◆ Aim of the exercise:
You are to retype all of the data exactly as it appears.
>> START
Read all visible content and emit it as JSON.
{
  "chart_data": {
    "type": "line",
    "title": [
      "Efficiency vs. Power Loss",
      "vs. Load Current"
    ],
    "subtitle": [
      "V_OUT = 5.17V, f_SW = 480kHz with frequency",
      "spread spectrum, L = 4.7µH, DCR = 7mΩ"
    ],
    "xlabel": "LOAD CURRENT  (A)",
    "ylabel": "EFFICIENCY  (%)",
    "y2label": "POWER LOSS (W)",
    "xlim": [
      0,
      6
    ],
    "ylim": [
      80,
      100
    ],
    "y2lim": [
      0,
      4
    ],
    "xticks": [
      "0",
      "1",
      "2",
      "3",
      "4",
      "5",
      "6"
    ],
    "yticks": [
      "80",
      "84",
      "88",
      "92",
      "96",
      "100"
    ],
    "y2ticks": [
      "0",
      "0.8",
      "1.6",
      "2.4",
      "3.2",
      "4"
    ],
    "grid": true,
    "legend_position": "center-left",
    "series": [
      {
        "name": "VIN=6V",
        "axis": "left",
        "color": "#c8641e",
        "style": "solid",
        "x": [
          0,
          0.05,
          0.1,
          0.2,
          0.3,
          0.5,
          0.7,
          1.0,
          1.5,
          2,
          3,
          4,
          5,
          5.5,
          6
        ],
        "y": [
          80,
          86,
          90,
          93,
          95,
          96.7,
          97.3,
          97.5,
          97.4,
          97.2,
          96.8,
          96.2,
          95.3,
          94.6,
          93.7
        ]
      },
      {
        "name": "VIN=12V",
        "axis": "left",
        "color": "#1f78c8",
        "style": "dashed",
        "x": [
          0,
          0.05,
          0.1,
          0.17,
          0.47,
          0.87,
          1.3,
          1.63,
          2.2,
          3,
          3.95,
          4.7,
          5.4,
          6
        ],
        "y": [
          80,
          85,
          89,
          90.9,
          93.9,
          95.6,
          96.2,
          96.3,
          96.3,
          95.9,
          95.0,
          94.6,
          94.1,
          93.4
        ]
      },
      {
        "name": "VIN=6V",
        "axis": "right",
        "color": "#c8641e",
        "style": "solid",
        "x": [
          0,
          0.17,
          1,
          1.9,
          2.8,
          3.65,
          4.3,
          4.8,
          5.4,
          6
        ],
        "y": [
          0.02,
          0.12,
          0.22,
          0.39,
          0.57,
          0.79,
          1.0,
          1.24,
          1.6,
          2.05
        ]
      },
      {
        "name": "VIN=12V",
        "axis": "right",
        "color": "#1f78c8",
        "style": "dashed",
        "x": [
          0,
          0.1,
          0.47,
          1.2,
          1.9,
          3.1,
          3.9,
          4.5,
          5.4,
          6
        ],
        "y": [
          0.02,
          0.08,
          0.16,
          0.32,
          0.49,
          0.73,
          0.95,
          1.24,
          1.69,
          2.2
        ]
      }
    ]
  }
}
>> END
◆ Correct response:
Read all visible content and emit it as JSON.
{
  "chart_data": {
    "type": "line",
    "title": [
      "Efficiency vs. Power Loss",
      "vs. Load Current"
    ],
    "subtitle": [
      "V_OUT = 5.17V, f_SW = 480kHz with frequency",
      "spread spectrum, L = 4.7µH, DCR = 7mΩ"
    ],
    "xlabel": "LOAD CURRENT  (A)",
    "ylabel": "EFFICIENCY  (%)",
    "y2label": "POWER LOSS (W)",
    "xlim": [
      0,
      6
    ],
    "ylim": [
      80,
      100
    ],
    "y2lim": [
      0,
      4
    ],
    "xticks": [
      "0",
      "1",
      "2",
      "3",
      "4",
      "5",
      "6"
    ],
    "yticks": [
      "80",
      "84",
      "88",
      "92",
      "96",
      "100"
    ],
    "y2ticks": [
      "0",
      "0.8",
      "1.6",
      "2.4",
      "3.2",
      "4"
    ],
    "grid": true,
    "legend_position": "center-left",
    "series": [
      {
        "name": "VIN=6V",
        "axis": "left",
        "color": "#c8641e",
        "style": "solid",
        "x": [
          0,
          0.05,
          0.1,
          0.2,
          0.3,
          0.5,
          0.7,
          1.0,
          1.5,
          2,
          3,
          4,
          5,
          5.5,
          6
        ],
        "y": [
          80,
          86,
          90,
          93,
          95,
          96.7,
          97.3,
          97.5,
          97.4,
          97.2,
          96.8,
          96.2,
          95.3,
          94.6,
          93.7
        ]
      },
      {
        "name": "VIN=12V",
        "axis": "left",
        "color": "#1f78c8",
        "style": "dashed",
        "x": [
          0,
          0.05,
          0.1,
          0.17,
          0.47,
          0.87,
          1.3,
          1.63,
          2.2,
          3,
          3.95,
          4.7,
          5.4,
          6
        ],
        "y": [
          80,
          85,
          89,
          90.9,
          93.9,
          95.6,
          96.2,
          96.3,
          96.3,
          95.9,
          95.0,
          94.6,
          94.1,
          93.4
        ]
      },
      {
        "name": "VIN=6V",
        "axis": "right",
        "color": "#c8641e",
        "style": "solid",
        "x": [
          0,
          0.17,
          1,
          1.9,
          2.8,
          3.65,
          4.3,
          4.8,
          5.4,
          6
        ],
        "y": [
          0.02,
          0.12,
          0.22,
          0.39,
          0.57,
          0.79,
          1.0,
          1.24,
          1.6,
          2.05
        ]
      },
      {
        "name": "VIN=12V",
        "axis": "right",
        "color": "#1f78c8",
        "style": "dashed",
        "x": [
          0,
          0.1,
          0.47,
          1.2,
          1.9,
          3.1,
          3.9,
          4.5,
          5.4,
          6
        ],
        "y": [
          0.02,
          0.08,
          0.16,
          0.32,
          0.49,
          0.73,
          0.95,
          1.24,
          1.69,
          2.2
        ]
      }
    ]
  }
}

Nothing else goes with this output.